## EXTRACT TO READ:
==========
Technical Case Study, 300 KB, Microsoft Word Document
|Solution||Benefits||Products & Technologies|
After migrating BCWeb to the Windows Azure platform, Microsoft IT recognized several areas where it could modify BCWeb to provide greater performance and reliability on Windows Azure, most notably in background processes.
The development team took advantage of the tools and methods available in Windows Azure to refactor application code and data-layer components in the BCWeb background services. These changes provided a more effective set of background processes for BCWeb, improving the application's performance and reliability.
BCWeb is an internal, web-based application that Microsoft uses to create business cases for product pricing exemptions. BCWeb is composed of three distinct application components: the core BCWeb component, the Workflow Routing and Approval system (WRAP), and Rapport. The core BCWeb component is responsible for providing a user interface (UI), and for the underlying functionality that enables users to generate business cases for pricing exceptions. WRAP routes the pricing exception requests for approval within the Microsoft corporate infrastructure. Rapport provides a user interface for the WRAP approval process. BCWeb has a user base of 2,500 internal Microsoft employees. In 2011, Microsoft used BCWeb to process almost 40,000 pricing exception requests.
BCWeb was migrated to Windows Azure™ as a pilot project to develop and capture best practices for migrating enterprise applications to Windows Azure.
BCWeb is implemented as a hybrid application. While the core BCWeb components are hosted on the Windows Azure platform, BCWeb also contains several components that are hosted on the MSIT corporate network, and external to the Windows Azure platform.
BCWeb is divided into three distinct Windows Azure Services, which in turn house the main application components: BCWeb, WRAP, and Rapport. The three applications are separated by design, to enable a modular approach to application updates and refactoring.
Windows Azure Components
The first component application—the BCWeb core—is implemented as a Windows Azure Web role that hosts the UI for generating business-case documents. BCWeb uses two worker roles. The first worker role hosts the core BCWeb Service and other services based on Windows® Communication Foundation (WCF), and the second worker role hosts background and notification processes that the BCWeb application uses. The WRAP application is implemented as a multiple instance worker role that contains all of the necessary services that are required to perform the routing and approval operations for BCWeb–generated business-case documents. The Rapport Windows Azure Service hosts the Rapport application. Rapport is composed of a web role that hosts the UI, and a worker role that hosts the Rapport WCF Service. SQL Azure™ databases host native data storage for the entire BCWeb application infrastructure.
==========
## WHAT IS ASKED:
Please continue the case study above about moving BCWeb to Windows Azure, starting right after its final sentence.

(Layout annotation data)
==========
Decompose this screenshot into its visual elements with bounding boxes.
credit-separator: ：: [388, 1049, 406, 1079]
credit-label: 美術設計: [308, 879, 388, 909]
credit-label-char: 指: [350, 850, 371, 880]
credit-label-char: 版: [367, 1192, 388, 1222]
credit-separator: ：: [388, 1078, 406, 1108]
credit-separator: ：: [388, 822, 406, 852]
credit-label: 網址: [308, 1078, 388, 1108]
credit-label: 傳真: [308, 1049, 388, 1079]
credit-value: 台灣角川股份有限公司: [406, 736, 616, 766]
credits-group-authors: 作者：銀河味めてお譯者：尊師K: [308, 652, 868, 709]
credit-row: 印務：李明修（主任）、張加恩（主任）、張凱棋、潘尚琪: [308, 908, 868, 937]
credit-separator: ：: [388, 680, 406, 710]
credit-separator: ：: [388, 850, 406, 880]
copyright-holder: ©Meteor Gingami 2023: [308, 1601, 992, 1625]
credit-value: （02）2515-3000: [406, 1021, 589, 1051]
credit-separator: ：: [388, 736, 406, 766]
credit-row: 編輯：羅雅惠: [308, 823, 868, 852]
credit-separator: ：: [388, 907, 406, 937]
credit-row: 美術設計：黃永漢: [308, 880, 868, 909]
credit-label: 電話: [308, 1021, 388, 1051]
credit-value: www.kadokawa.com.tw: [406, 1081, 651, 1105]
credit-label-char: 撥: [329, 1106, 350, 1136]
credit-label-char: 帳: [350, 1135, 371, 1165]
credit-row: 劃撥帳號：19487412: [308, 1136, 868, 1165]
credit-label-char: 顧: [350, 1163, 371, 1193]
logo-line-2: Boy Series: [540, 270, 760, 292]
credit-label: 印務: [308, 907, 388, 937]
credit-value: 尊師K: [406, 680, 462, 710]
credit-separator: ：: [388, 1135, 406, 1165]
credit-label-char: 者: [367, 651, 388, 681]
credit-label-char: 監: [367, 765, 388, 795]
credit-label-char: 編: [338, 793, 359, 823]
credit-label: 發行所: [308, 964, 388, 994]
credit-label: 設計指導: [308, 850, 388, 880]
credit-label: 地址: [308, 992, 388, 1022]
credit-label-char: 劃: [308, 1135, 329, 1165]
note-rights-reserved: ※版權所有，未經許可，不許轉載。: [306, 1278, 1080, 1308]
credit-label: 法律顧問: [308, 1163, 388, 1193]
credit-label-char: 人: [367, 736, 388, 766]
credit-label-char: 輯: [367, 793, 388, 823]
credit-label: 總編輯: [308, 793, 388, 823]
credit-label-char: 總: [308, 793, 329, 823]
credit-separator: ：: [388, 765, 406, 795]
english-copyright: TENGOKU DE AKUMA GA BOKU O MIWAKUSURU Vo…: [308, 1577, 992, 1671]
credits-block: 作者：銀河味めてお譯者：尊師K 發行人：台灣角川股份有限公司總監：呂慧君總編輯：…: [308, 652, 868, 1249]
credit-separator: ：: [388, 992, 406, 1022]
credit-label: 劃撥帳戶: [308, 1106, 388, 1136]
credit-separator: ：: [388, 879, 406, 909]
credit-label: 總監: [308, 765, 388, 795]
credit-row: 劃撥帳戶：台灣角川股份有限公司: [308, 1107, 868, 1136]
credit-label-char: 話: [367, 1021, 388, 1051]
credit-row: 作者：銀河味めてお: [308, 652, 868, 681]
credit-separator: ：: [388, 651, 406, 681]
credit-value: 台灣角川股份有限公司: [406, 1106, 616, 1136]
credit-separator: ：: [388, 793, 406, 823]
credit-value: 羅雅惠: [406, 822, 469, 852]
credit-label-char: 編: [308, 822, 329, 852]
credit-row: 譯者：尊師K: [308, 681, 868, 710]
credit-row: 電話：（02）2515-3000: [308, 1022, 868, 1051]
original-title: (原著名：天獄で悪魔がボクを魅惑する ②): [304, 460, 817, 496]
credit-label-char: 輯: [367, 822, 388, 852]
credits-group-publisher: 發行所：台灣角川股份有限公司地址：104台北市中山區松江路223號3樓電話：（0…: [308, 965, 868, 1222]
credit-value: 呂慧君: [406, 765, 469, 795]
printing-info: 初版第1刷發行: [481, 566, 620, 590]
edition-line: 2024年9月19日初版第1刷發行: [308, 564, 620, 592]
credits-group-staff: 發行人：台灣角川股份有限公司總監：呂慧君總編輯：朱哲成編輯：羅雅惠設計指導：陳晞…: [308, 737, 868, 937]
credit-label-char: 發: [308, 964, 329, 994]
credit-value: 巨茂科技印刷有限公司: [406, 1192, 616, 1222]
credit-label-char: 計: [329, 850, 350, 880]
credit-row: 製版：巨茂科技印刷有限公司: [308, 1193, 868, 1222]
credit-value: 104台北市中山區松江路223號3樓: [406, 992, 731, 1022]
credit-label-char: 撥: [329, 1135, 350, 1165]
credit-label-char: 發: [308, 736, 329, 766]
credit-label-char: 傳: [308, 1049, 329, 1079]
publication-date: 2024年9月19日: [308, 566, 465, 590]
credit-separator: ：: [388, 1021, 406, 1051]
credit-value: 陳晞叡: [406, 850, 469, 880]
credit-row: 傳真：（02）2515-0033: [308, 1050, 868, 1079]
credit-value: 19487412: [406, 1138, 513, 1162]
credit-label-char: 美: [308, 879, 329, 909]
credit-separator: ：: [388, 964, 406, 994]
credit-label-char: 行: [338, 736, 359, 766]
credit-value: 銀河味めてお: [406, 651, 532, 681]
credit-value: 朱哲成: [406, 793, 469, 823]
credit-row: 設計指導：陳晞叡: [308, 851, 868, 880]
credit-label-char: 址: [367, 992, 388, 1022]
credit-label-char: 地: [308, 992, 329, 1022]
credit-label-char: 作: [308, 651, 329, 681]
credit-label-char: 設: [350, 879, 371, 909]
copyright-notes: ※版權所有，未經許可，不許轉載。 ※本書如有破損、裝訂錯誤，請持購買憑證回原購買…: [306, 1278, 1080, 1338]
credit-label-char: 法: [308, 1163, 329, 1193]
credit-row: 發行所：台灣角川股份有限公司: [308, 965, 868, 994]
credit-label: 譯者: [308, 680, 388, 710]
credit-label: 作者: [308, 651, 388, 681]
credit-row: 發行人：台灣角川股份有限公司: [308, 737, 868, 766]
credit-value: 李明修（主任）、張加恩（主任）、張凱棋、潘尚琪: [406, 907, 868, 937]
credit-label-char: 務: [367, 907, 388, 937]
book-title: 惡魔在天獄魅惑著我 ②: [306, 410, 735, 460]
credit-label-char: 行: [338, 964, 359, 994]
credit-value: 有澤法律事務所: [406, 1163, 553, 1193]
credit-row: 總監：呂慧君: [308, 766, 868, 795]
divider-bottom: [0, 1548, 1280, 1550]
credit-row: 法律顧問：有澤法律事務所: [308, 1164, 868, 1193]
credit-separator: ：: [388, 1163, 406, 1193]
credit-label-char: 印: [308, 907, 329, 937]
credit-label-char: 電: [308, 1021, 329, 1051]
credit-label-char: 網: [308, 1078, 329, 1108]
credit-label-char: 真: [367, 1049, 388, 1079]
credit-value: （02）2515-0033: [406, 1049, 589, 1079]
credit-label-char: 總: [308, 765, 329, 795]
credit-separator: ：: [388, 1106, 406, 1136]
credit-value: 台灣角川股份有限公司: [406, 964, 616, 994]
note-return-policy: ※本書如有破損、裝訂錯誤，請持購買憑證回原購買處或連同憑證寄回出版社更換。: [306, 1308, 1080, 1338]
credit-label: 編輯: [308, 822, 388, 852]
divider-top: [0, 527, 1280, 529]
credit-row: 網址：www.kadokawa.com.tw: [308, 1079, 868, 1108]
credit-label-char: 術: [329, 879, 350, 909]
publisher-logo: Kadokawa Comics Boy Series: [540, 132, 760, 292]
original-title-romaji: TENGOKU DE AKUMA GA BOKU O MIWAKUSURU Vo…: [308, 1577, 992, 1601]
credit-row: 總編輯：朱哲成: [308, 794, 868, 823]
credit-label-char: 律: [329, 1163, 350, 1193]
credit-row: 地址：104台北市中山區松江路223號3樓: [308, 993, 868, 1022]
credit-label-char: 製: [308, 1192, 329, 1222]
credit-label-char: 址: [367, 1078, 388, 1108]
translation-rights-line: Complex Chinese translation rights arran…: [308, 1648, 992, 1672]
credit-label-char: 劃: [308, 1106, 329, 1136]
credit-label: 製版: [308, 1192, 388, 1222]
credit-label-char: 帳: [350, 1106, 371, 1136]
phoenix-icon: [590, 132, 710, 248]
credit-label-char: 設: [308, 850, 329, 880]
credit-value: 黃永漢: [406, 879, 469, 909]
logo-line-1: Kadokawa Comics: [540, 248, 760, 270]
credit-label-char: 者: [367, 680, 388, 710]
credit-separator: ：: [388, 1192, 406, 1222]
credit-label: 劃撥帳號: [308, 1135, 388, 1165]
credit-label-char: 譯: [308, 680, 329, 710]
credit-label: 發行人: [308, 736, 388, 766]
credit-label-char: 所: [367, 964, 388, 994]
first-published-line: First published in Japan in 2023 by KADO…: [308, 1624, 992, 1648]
==========
## RESPONSE TO THIS TASK:
On-Premises Distributed Components
BCWeb includes several critical components that the Windows Azure platform does not host. These components primarily provide access to external data that BCWeb functionality requires. The two primary external components are SAP (for business data), and the Microsoft corporate Active Directory® Domain Services database, for infrastructure and organizational data. Both of these components are outside the BCWeb management scope, but are critical to its functionality. Both components also are hosted on-premises within the Microsoft corporate network. An on-premises database—the Licensing Information Repository (LIR)—hosts information used for data warehousing. For reporting purposes, the BCWeb transactional SQL Azure databases perform ongoing information exports to the on-premises LIR database, which is hosted on Microsoft SQL Server®.
BCWeb Windows Azure Architecture
The following diagram represents the BCWeb logical structure, after the application was migrated to Windows Azure:
Figure 1. BCWeb Windows Azure Architecture
The primary reason for migrating BCWeb to Windows Azure was as a migration pilot project. However, the original version BCWeb also was experiencing performance and reliability issues in its previous environment.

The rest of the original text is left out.